» Task prompt:
Provide the number of lines containing the word "Market", and nothing else.

» Saved data entries:
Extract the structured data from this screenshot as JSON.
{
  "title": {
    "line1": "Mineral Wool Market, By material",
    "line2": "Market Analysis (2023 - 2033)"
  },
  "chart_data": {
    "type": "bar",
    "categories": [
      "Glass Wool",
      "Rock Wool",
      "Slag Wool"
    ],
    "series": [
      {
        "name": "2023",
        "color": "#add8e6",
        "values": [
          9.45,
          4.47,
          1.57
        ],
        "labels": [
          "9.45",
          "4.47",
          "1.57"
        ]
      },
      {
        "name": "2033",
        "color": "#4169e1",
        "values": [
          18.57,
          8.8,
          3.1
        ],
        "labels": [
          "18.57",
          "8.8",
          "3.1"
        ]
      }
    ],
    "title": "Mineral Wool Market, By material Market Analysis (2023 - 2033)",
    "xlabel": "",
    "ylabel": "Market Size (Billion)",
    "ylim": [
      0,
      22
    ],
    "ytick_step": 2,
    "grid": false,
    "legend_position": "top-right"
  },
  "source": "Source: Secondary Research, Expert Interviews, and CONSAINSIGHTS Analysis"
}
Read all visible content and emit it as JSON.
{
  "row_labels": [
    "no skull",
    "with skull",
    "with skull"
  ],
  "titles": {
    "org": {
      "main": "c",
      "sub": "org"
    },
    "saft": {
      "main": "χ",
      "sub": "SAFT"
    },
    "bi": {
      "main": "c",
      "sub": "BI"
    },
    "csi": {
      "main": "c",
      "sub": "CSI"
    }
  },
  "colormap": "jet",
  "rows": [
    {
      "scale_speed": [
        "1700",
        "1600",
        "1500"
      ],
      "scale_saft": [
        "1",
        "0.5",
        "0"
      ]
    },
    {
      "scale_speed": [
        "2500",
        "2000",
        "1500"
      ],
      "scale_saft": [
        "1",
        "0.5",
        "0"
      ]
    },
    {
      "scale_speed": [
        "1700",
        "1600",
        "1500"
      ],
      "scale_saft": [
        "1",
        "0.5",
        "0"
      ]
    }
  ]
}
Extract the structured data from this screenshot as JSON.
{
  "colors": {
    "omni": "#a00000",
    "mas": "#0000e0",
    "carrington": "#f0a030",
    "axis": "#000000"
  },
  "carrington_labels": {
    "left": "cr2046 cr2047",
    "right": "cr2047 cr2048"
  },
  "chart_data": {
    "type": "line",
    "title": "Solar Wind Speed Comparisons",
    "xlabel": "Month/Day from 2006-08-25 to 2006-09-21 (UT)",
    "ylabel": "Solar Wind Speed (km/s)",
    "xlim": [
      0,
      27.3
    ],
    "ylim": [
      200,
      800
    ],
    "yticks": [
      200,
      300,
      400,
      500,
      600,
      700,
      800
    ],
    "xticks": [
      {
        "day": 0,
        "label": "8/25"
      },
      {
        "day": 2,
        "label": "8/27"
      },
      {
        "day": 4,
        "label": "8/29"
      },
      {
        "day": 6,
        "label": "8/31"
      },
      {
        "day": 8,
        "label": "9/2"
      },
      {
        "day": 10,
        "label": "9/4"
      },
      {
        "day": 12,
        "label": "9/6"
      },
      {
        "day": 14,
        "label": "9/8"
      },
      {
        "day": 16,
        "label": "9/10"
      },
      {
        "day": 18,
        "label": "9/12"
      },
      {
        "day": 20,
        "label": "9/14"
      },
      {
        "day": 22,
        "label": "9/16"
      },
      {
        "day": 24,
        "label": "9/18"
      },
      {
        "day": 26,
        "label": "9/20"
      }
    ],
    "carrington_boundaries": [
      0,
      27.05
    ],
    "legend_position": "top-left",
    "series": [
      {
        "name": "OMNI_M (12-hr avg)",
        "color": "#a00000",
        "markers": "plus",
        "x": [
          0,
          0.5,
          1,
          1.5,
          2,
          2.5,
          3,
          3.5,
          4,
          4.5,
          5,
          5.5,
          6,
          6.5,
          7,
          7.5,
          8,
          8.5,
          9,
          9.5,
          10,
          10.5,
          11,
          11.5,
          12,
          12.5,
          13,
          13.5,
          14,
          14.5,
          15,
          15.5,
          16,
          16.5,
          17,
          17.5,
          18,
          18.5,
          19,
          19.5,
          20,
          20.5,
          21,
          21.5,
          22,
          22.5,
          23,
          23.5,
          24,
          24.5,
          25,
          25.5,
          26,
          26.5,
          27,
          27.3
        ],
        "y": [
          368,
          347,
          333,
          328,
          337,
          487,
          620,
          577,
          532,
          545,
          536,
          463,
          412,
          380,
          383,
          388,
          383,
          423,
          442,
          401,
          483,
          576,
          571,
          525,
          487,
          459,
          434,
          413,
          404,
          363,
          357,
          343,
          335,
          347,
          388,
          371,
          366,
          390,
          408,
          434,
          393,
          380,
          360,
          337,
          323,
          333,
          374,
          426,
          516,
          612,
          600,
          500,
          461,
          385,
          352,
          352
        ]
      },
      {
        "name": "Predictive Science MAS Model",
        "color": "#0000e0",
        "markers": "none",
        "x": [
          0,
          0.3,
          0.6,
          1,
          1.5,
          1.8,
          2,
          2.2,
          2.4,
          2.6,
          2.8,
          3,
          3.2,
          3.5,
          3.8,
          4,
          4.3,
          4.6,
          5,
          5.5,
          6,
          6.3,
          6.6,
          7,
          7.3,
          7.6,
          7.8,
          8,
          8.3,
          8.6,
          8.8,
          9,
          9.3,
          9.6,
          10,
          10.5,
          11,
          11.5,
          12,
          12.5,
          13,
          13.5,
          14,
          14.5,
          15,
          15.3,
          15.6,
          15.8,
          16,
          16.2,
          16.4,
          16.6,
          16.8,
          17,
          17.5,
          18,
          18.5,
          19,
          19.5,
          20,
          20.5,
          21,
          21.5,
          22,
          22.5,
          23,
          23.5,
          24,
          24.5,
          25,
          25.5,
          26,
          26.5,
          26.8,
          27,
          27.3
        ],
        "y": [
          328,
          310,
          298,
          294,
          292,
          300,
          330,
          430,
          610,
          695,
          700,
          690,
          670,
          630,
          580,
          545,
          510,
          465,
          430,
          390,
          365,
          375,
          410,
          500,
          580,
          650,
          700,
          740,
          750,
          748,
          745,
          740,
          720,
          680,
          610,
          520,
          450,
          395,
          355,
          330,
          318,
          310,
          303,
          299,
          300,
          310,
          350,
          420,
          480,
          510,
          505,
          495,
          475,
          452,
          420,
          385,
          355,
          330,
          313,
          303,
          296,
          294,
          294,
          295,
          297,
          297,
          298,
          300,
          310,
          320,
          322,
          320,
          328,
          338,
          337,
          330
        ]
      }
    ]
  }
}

» Answer:
4